(Data entries)
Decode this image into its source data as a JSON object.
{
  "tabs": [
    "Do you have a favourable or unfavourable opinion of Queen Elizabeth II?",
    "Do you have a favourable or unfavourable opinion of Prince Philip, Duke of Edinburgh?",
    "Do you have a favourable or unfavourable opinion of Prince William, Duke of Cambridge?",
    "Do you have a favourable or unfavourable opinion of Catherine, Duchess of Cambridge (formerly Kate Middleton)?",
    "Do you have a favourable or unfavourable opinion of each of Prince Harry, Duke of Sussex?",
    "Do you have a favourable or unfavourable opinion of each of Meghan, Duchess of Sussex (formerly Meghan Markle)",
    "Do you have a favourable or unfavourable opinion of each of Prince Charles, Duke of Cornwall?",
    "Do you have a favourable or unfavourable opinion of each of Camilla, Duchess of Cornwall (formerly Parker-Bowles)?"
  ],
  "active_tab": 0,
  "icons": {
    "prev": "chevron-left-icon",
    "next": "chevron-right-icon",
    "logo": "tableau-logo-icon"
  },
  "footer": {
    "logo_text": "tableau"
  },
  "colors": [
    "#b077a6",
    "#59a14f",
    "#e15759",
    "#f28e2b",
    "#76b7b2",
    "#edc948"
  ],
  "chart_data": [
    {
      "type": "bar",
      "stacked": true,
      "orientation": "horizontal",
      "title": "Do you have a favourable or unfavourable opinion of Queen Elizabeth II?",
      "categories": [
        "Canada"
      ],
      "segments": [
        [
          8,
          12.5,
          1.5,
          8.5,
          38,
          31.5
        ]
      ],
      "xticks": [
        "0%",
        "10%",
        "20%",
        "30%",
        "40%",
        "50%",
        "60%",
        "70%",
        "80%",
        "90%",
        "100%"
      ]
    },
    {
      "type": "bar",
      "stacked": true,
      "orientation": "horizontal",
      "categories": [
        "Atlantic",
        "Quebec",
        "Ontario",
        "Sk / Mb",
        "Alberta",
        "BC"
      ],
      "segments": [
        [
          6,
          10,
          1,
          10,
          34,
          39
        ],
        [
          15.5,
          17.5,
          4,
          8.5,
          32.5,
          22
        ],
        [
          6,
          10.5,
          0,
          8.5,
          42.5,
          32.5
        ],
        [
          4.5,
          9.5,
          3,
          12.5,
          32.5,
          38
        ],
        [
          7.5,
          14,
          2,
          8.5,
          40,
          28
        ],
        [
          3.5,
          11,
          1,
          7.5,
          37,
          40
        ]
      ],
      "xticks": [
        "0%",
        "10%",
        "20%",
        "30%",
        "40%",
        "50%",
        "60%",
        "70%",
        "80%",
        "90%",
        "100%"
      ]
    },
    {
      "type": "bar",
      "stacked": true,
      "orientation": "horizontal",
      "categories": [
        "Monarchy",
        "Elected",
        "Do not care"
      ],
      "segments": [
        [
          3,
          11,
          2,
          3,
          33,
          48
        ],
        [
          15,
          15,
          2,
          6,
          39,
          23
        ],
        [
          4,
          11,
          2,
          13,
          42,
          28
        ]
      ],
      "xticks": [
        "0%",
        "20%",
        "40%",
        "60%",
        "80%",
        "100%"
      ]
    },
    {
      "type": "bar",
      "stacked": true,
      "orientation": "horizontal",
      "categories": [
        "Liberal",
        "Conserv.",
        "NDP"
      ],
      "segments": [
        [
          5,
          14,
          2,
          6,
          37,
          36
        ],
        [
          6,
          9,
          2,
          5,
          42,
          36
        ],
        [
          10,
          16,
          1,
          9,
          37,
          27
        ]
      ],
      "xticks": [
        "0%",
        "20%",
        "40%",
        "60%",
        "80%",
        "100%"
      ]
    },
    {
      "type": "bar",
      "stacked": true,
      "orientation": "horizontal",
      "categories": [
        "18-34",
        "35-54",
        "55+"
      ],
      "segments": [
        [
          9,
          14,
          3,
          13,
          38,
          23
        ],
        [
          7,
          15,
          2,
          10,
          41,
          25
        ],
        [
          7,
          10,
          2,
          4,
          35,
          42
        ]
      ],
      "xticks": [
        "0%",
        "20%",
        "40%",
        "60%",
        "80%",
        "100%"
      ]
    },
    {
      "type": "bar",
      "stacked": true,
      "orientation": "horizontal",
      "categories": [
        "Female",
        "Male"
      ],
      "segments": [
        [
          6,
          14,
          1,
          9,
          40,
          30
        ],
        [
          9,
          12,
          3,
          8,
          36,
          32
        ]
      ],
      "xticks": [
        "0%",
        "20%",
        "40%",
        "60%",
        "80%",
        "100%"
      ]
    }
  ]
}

Goal
Write the material out exactly, with nothing left out.

Written response
Decode this image into its source data as a JSON object.
{
  "tabs": [
    "Do you have a favourable or unfavourable opinion of Queen Elizabeth II?",
    "Do you have a favourable or unfavourable opinion of Prince Philip, Duke of Edinburgh?",
    "Do you have a favourable or unfavourable opinion of Prince William, Duke of Cambridge?",
    "Do you have a favourable or unfavourable opinion of Catherine, Duchess of Cambridge (formerly Kate Middleton)?",
    "Do you have a favourable or unfavourable opinion of each of Prince Harry, Duke of Sussex?",
    "Do you have a favourable or unfavourable opinion of each of Meghan, Duchess of Sussex (formerly Meghan Markle)",
    "Do you have a favourable or unfavourable opinion of each of Prince Charles, Duke of Cornwall?",
    "Do you have a favourable or unfavourable opinion of each of Camilla, Duchess of Cornwall (formerly Parker-Bowles)?"
  ],
  "active_tab": 0,
  "icons": {
    "prev": "chevron-left-icon",
    "next": "chevron-right-icon",
    "logo": "tableau-logo-icon"
  },
  "footer": {
    "logo_text": "tableau"
  },
  "colors": [
    "#b077a6",
    "#59a14f",
    "#e15759",
    "#f28e2b",
    "#76b7b2",
    "#edc948"
  ],
  "chart_data": [
    {
      "type": "bar",
      "stacked": true,
      "orientation": "horizontal",
      "title": "Do you have a favourable or unfavourable opinion of Queen Elizabeth II?",
      "categories": [
        "Canada"
      ],
      "segments": [
        [
          8,
          12.5,
          1.5,
          8.5,
          38,
          31.5
        ]
      ],
      "xticks": [
        "0%",
        "10%",
        "20%",
        "30%",
        "40%",
        "50%",
        "60%",
        "70%",
        "80%",
        "90%",
        "100%"
      ]
    },
    {
      "type": "bar",
      "stacked": true,
      "orientation": "horizontal",
      "categories": [
        "Atlantic",
        "Quebec",
        "Ontario",
        "Sk / Mb",
        "Alberta",
        "BC"
      ],
      "segments": [
        [
          6,
          10,
          1,
          10,
          34,
          39
        ],
        [
          15.5,
          17.5,
          4,
          8.5,
          32.5,
          22
        ],
        [
          6,
          10.5,
          0,
          8.5,
          42.5,
          32.5
        ],
        [
          4.5,
          9.5,
          3,
          12.5,
          32.5,
          38
        ],
        [
          7.5,
          14,
          2,
          8.5,
          40,
          28
        ],
        [
          3.5,
          11,
          1,
          7.5,
          37,
          40
        ]
      ],
      "xticks": [
        "0%",
        "10%",
        "20%",
        "30%",
        "40%",
        "50%",
        "60%",
        "70%",
        "80%",
        "90%",
        "100%"
      ]
    },
    {
      "type": "bar",
      "stacked": true,
      "orientation": "horizontal",
      "categories": [
        "Monarchy",
        "Elected",
        "Do not care"
      ],
      "segments": [
        [
          3,
          11,
          2,
          3,
          33,
          48
        ],
        [
          15,
          15,
          2,
          6,
          39,
          23
        ],
        [
          4,
          11,
          2,
          13,
          42,
          28
        ]
      ],
      "xticks": [
        "0%",
        "20%",
        "40%",
        "60%",
        "80%",
        "100%"
      ]
    },
    {
      "type": "bar",
      "stacked": true,
      "orientation": "horizontal",
      "categories": [
        "Liberal",
        "Conserv.",
        "NDP"
      ],
      "segments": [
        [
          5,
          14,
          2,
          6,
          37,
          36
        ],
        [
          6,
          9,
          2,
          5,
          42,
          36
        ],
        [
          10,
          16,
          1,
          9,
          37,
          27
        ]
      ],
      "xticks": [
        "0%",
        "20%",
        "40%",
        "60%",
        "80%",
        "100%"
      ]
    },
    {
      "type": "bar",
      "stacked": true,
      "orientation": "horizontal",
      "categories": [
        "18-34",
        "35-54",
        "55+"
      ],
      "segments": [
        [
          9,
          14,
          3,
          13,
          38,
          23
        ],
        [
          7,
          15,
          2,
          10,
          41,
          25
        ],
        [
          7,
          10,
          2,
          4,
          35,
          42
        ]
      ],
      "xticks": [
        "0%",
        "20%",
        "40%",
        "60%",
        "80%",
        "100%"
      ]
    },
    {
      "type": "bar",
      "stacked": true,
      "orientation": "horizontal",
      "categories": [
        "Female",
        "Male"
      ],
      "segments": [
        [
          6,
          14,
          1,
          9,
          40,
          30
        ],
        [
          9,
          12,
          3,
          8,
          36,
          32
        ]
      ],
      "xticks": [
        "0%",
        "20%",
        "40%",
        "60%",
        "80%",
        "100%"
      ]
    }
  ]
}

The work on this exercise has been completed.